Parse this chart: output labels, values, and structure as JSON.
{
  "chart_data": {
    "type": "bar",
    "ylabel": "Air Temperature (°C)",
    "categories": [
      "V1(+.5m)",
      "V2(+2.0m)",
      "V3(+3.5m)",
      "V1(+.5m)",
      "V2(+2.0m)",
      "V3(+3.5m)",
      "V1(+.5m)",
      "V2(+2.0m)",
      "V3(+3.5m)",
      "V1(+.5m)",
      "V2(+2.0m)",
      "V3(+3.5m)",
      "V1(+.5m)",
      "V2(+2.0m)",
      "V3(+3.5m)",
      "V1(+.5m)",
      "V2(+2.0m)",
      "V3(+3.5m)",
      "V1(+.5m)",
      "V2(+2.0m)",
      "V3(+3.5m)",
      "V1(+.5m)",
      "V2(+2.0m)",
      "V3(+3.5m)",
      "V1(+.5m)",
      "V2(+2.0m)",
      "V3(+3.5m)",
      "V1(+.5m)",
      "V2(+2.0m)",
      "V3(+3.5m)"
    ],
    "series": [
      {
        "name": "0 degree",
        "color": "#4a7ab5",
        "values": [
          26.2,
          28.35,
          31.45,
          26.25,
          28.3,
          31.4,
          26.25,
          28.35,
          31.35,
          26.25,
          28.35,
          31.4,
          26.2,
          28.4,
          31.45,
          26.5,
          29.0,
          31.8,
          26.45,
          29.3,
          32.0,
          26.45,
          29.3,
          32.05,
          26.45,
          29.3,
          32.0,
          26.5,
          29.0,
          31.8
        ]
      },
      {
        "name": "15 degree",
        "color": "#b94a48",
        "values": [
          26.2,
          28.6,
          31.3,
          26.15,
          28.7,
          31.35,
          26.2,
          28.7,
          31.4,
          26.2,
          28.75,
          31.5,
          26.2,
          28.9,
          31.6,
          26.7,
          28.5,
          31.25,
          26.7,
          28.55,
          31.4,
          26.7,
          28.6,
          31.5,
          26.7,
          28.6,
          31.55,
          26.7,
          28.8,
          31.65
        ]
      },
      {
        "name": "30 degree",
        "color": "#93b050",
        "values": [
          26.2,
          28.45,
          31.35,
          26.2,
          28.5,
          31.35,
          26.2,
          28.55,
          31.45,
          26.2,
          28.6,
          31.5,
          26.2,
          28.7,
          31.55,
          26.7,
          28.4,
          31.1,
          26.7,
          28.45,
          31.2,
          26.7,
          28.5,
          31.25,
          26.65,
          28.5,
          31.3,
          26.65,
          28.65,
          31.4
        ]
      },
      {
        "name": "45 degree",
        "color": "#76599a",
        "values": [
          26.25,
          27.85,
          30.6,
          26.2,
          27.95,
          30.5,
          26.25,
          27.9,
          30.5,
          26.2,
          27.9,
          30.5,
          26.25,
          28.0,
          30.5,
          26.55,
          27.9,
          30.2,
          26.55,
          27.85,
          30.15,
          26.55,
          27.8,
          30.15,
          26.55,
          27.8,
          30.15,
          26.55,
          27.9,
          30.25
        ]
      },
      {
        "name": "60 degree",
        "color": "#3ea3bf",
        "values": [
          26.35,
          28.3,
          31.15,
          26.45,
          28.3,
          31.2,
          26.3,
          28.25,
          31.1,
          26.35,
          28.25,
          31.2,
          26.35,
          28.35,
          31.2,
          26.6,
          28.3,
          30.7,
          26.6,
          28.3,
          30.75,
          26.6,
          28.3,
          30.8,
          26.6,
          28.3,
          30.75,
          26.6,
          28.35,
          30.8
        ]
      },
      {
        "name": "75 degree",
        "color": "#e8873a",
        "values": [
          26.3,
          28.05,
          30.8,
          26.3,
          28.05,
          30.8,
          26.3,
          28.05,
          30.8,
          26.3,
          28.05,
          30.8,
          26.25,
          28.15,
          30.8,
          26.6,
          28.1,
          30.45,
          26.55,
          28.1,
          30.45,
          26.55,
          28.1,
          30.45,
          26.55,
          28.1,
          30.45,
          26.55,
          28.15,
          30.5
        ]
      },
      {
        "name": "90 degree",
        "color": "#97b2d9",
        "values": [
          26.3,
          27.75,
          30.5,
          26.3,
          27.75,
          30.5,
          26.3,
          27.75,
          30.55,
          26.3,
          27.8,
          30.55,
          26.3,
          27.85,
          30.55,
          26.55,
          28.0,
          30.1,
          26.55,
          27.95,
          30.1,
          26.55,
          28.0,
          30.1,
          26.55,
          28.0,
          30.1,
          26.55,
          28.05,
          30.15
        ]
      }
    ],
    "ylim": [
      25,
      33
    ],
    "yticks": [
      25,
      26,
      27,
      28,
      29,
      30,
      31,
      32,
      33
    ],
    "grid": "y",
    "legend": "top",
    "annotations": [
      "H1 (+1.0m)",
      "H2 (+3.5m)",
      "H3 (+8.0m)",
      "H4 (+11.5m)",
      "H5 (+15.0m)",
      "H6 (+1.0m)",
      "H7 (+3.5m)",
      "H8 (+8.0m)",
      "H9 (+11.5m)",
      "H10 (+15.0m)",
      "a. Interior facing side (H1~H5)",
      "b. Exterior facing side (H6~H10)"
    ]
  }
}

> _Task requirements_
Copy out all lines where the word "side" appears.

> _Answer below_
      "a. Interior facing side (H1~H5)",
      "b. Exterior facing side (H6~H10)"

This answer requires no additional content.